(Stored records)
++++++++++++++++++++

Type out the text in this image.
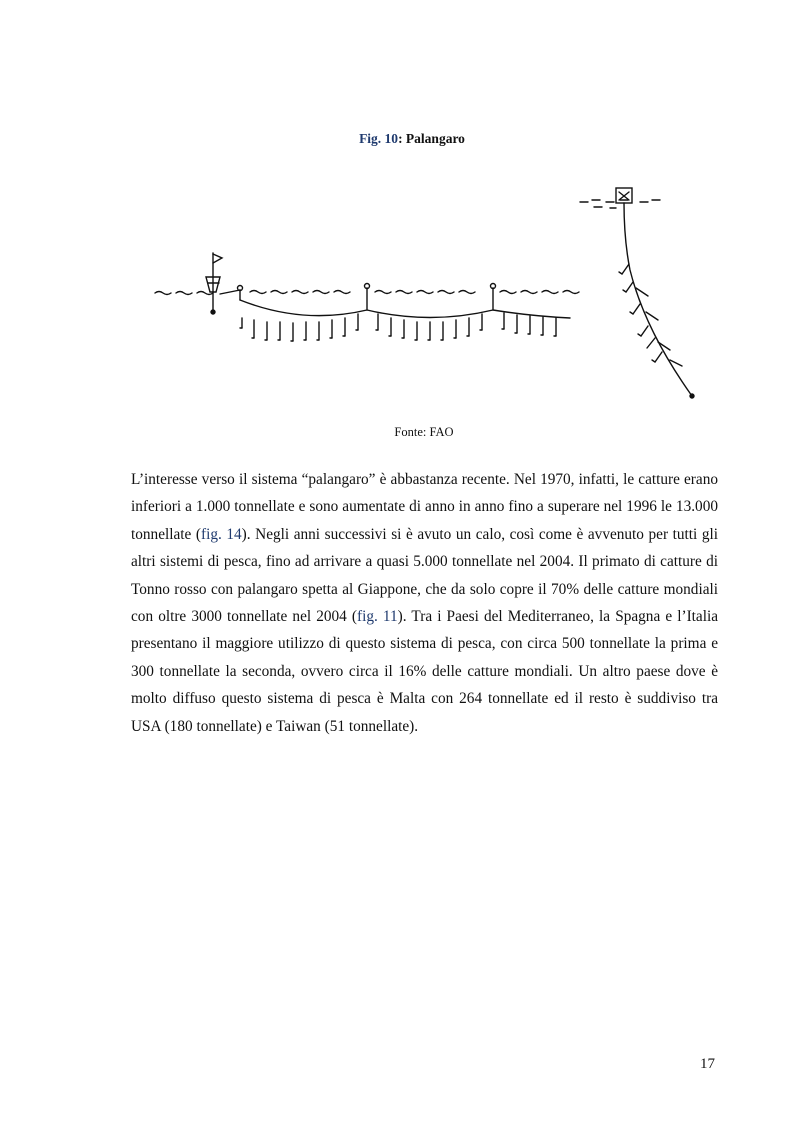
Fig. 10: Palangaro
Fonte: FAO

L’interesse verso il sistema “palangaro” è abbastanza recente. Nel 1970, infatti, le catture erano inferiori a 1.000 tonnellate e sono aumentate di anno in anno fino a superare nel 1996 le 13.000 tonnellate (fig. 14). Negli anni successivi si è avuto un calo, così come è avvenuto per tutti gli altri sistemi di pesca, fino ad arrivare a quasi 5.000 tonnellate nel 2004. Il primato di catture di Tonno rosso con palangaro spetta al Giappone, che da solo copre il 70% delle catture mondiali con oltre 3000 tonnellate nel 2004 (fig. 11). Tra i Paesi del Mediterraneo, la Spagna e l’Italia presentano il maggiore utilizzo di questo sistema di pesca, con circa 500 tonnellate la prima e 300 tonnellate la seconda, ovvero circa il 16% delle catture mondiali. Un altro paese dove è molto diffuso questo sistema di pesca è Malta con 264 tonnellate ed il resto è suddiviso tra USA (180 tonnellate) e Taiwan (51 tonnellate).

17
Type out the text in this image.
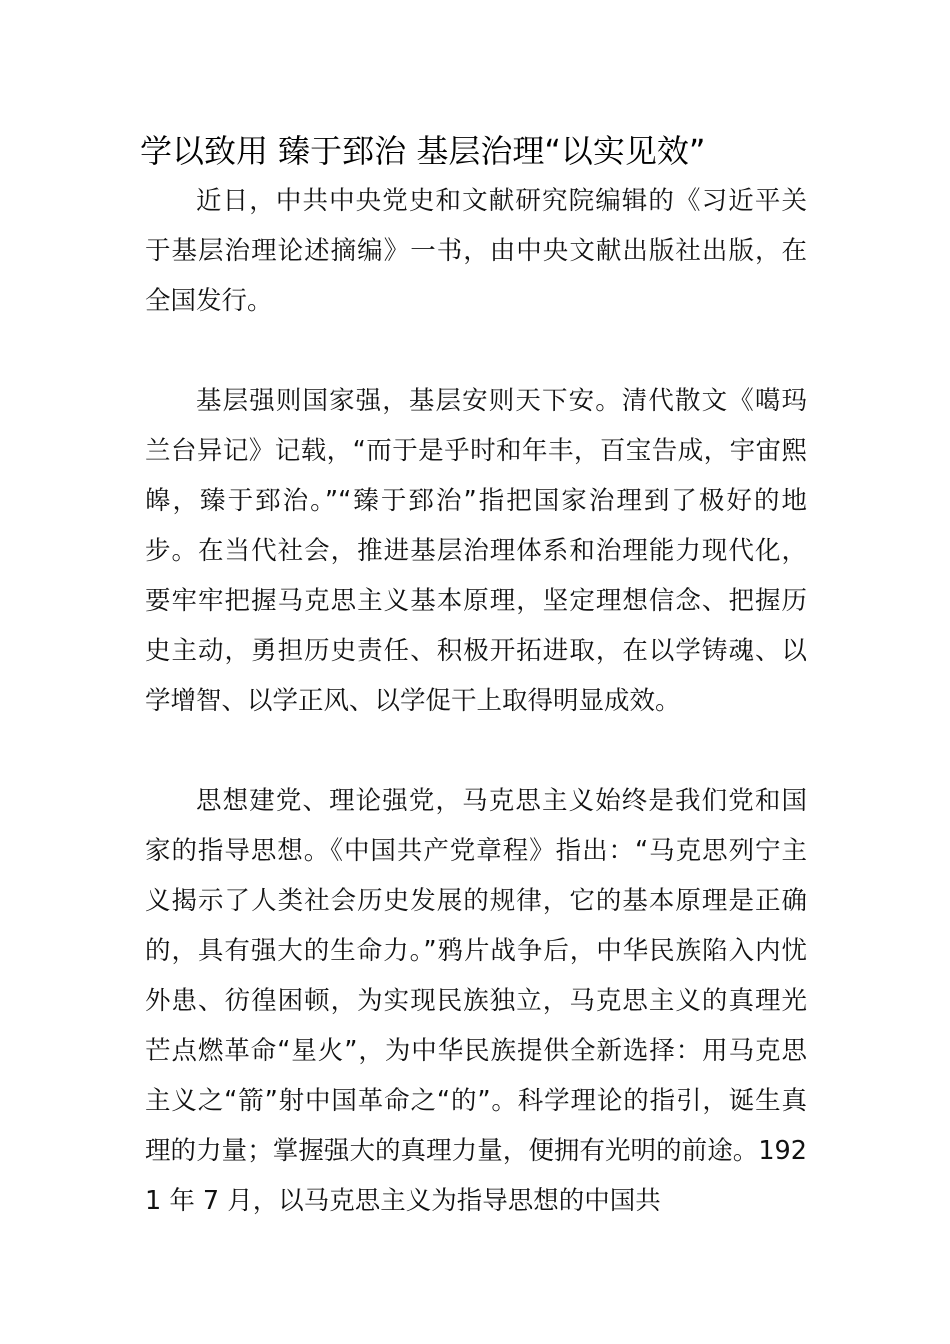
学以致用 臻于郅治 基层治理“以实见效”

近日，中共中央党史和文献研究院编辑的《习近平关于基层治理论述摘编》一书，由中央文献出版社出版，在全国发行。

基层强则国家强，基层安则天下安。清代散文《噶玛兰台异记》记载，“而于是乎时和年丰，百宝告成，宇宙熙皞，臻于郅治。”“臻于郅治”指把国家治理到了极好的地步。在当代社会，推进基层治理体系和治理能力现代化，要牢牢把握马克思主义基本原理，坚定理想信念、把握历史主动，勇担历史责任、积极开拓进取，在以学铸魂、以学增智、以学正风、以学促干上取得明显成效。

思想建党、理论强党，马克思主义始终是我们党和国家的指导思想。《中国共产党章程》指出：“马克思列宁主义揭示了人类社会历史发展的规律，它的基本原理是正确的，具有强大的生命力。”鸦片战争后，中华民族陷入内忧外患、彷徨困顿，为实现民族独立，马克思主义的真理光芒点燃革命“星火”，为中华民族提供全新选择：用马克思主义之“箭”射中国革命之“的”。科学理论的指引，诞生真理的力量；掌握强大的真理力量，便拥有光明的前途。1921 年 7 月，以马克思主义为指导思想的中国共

++++++++++++++++++++

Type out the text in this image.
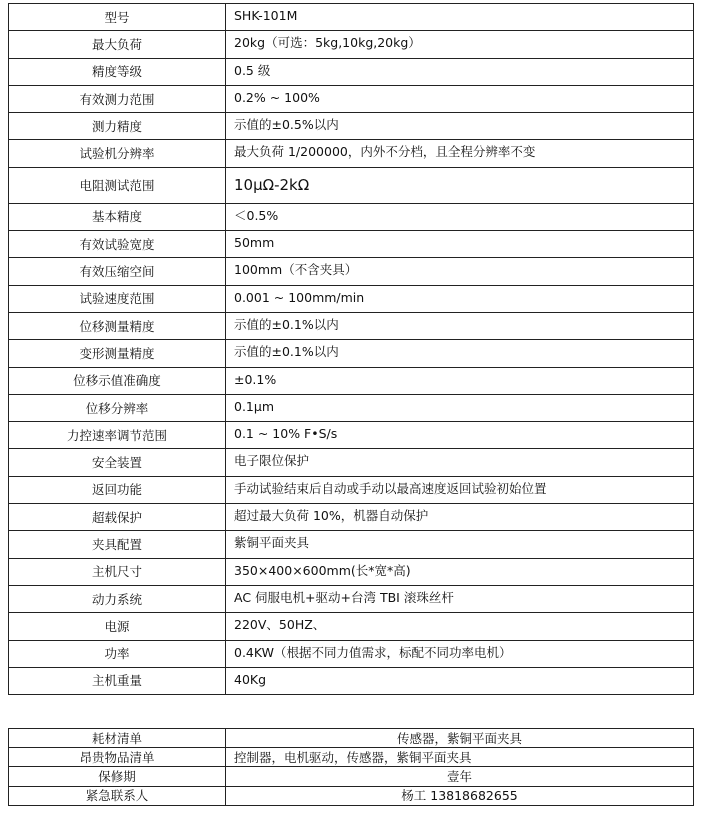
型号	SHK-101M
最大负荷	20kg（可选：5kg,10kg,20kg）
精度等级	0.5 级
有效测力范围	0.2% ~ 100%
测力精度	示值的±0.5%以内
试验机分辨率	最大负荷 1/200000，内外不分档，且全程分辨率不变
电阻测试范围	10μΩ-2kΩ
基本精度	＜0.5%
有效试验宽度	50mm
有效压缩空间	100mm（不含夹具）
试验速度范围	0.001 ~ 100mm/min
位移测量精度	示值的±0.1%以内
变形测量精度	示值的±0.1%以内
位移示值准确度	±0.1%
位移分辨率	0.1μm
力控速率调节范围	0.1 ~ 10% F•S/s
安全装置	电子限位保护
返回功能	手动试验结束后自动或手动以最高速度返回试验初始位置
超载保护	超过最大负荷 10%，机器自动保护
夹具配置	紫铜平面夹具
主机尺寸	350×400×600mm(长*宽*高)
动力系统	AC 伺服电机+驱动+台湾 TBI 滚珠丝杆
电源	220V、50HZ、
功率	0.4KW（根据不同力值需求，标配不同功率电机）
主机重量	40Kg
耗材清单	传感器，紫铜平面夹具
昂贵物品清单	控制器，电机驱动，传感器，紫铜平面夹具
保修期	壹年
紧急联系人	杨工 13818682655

++++++++++++++++++++

TASK DIRECTIONS —
Every line of the records that includes the word "紫铜平面夹具" should be gathered.

SOLUTION TO THIS TASK —
夹具配置	紫铜平面夹具
耗材清单	传感器，紫铜平面夹具
昂贵物品清单	控制器，电机驱动，传感器，紫铜平面夹具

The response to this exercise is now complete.